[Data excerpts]
________________
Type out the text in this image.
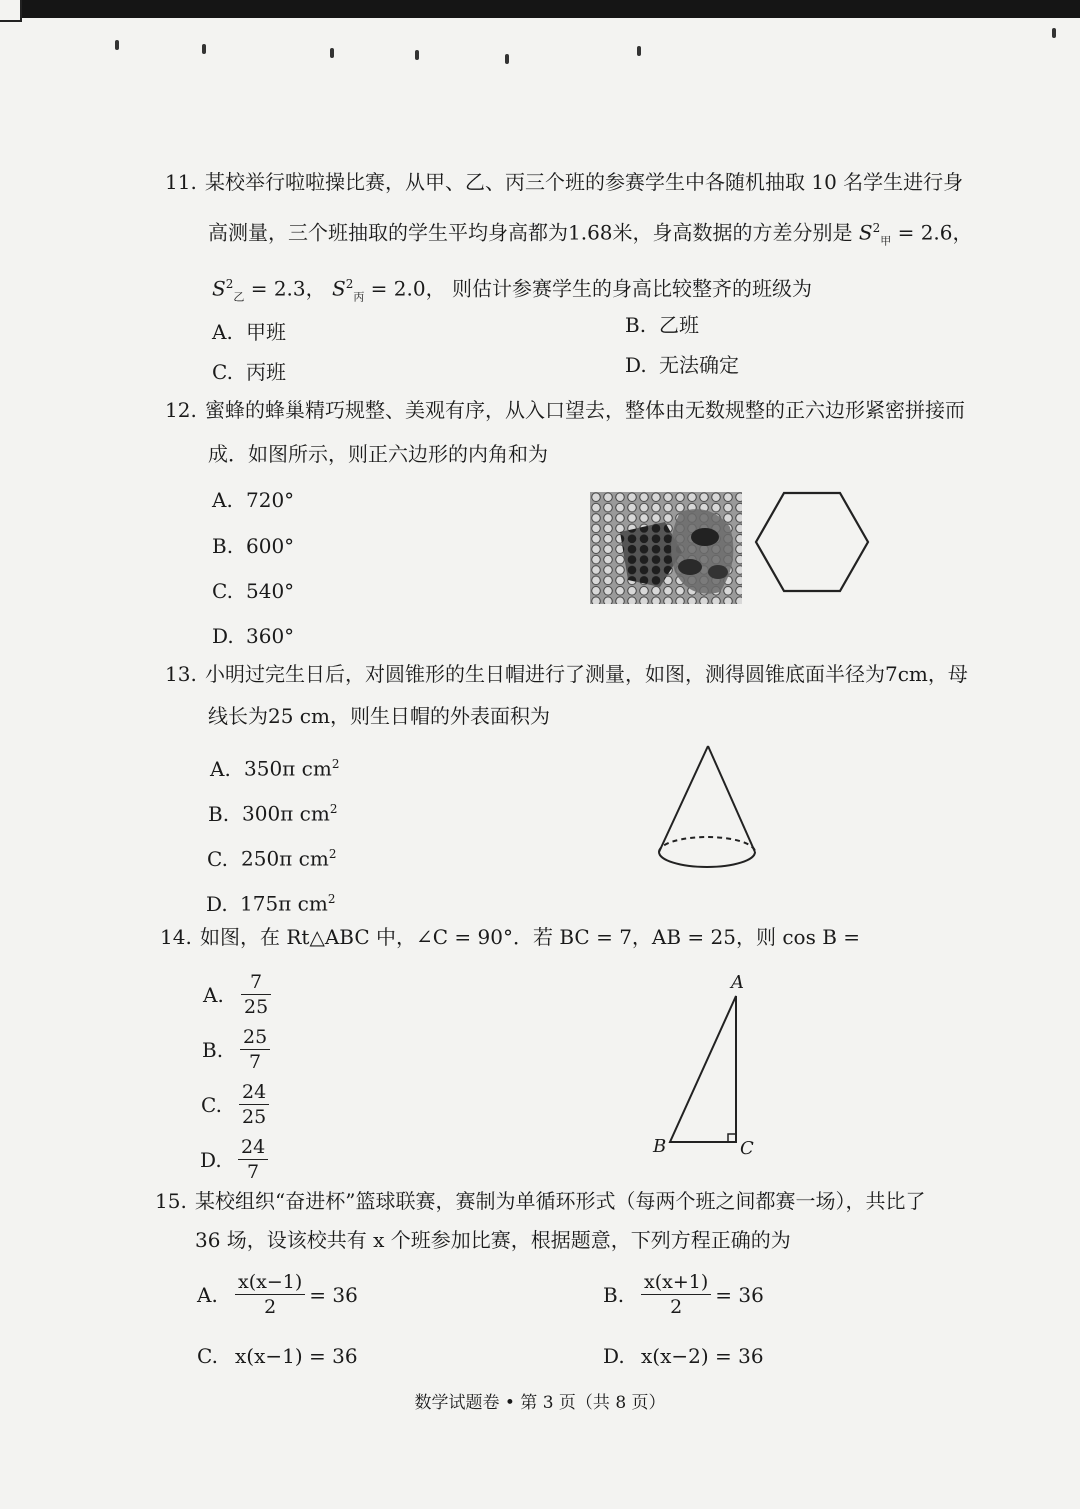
11. 某校举行啦啦操比赛，从甲、乙、丙三个班的参赛学生中各随机抽取 10 名学生进行身
高测量，三个班抽取的学生平均身高都为1.68米，身高数据的方差分别是 $S^2_甲 = 2.6$，
$S^2_乙 = 2.3$， $S^2_丙 = 2.0$， 则估计参赛学生的身高比较整齐的班级为
A. 甲班	B. 乙班
C. 丙班	D. 无法确定
12. 蜜蜂的蜂巢精巧规整、美观有序，从入口望去，整体由无数规整的正六边形紧密拼接而
成．如图所示，则正六边形的内角和为
A. 720°
B. 600°
C. 540°
D. 360°
13. 小明过完生日后，对圆锥形的生日帽进行了测量，如图，测得圆锥底面半径为7cm，母
线长为25 cm，则生日帽的外表面积为
A. 350π $cm^2$
B. 300π $cm^2$
C. 250π $cm^2$
D. 175π $cm^2$
14. 如图，在 Rt△ABC 中，∠C = 90°．若 BC = 7，AB = 25，则 cos B =
A. $\frac{7}{25}$
B. $\frac{25}{7}$
C. $\frac{24}{25}$
D. $\frac{24}{7}$
A
B	C
15. 某校组织“奋进杯”篮球联赛，赛制为单循环形式（每两个班之间都赛一场），共比了
36 场，设该校共有 x 个班参加比赛，根据题意，下列方程正确的为
A. $\frac{x(x-1)}{2} = 36$	B. $\frac{x(x+1)}{2} = 36$
C. x(x−1) = 36	D. x(x−2) = 36
数学试题卷 • 第 3 页（共 8 页）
________________
WHAT TO DO:
Show all lines from the listing above in which "frac" appears.

RESPONSE TO THIS EXERCISE:
A. $\frac{7}{25}$
B. $\frac{25}{7}$
C. $\frac{24}{25}$
D. $\frac{24}{7}$
A. $\frac{x(x-1)}{2} = 36$	B. $\frac{x(x+1)}{2} = 36$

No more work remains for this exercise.